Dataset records
################
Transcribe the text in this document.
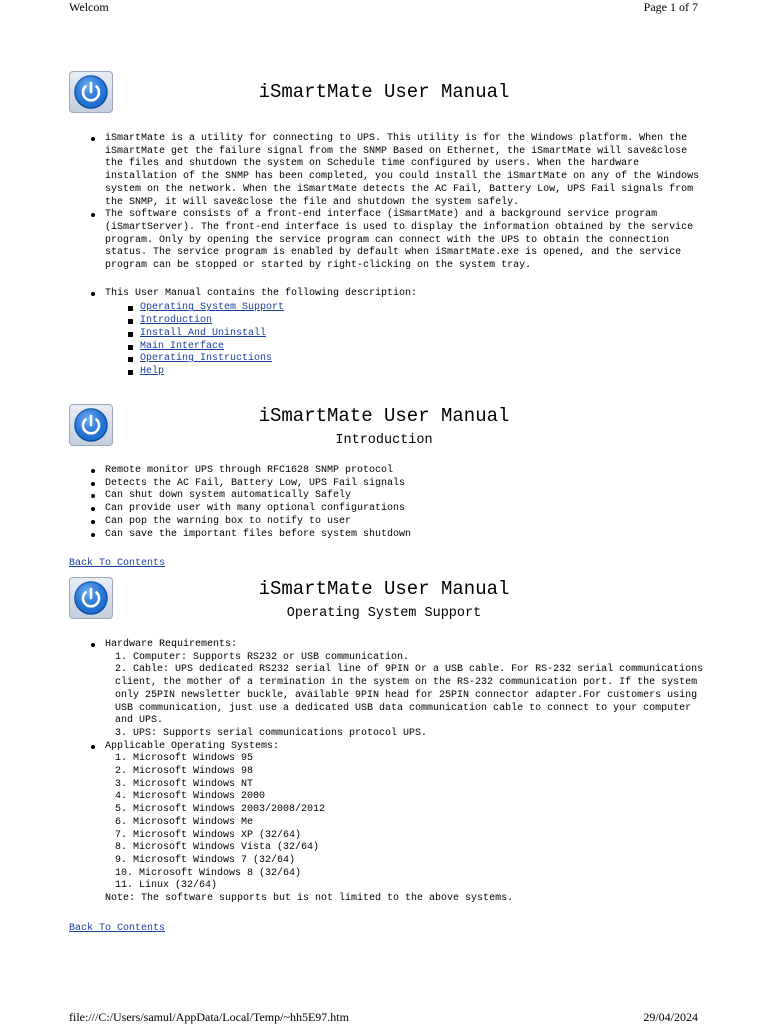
Welcom	Page 1 of 7
iSmartMate User Manual
iSmartMate is a utility for connecting to UPS. This utility is for the Windows platform. When the iSmartMate get the failure signal from the SNMP Based on Ethernet, the iSmartMate will save&close the files and shutdown the system on Schedule time configured by users. When the hardware installation of the SNMP has been completed, you could install the iSmartMate on any of the Windows system on the network. When the iSmartMate detects the AC Fail, Battery Low, UPS Fail signals from the SNMP, it will save&close the file and shutdown the system safely.
The software consists of a front-end interface (iSmartMate) and a background service program (iSmartServer). The front-end interface is used to display the information obtained by the service program. Only by opening the service program can connect with the UPS to obtain the connection status. The service program is enabled by default when iSmartMate.exe is opened, and the service program can be stopped or started by right-clicking on the system tray.
This User Manual contains the following description:
Operating System Support
Introduction
Install And Uninstall
Main Interface
Operating Instructions
Help
iSmartMate User Manual
Introduction
Remote monitor UPS through RFC1628 SNMP protocol
Detects the AC Fail, Battery Low, UPS Fail signals
Can shut down system automatically Safely
Can provide user with many optional configurations
Can pop the warning box to notify to user
Can save the important files before system shutdown
Back To Contents
iSmartMate User Manual
Operating System Support
Hardware Requirements:
1. Computer: Supports RS232 or USB communication.
2. Cable: UPS dedicated RS232 serial line of 9PIN Or a USB cable. For RS-232 serial communications client, the mother of a termination in the system on the RS-232 communication port. If the system only 25PIN newsletter buckle, available 9PIN head for 25PIN connector adapter.For customers using USB communication, just use a dedicated USB data communication cable to connect to your computer and UPS.
3. UPS: Supports serial communications protocol UPS.
Applicable Operating Systems:
1. Microsoft Windows 95
2. Microsoft Windows 98
3. Microsoft Windows NT
4. Microsoft Windows 2000
5. Microsoft Windows 2003/2008/2012
6. Microsoft Windows Me
7. Microsoft Windows XP (32/64)
8. Microsoft Windows Vista (32/64)
9. Microsoft Windows 7 (32/64)
10. Microsoft Windows 8 (32/64)
11. Linux (32/64)
Note: The software supports but is not limited to the above systems.
Back To Contents
file:///C:/Users/samul/AppData/Local/Temp/~hh5E97.htm	29/04/2024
################
* **Set task**
Write out every line of the listing that holds the word "protocol".

* **Result below**
Remote monitor UPS through RFC1628 SNMP protocol
3. UPS: Supports serial communications protocol UPS.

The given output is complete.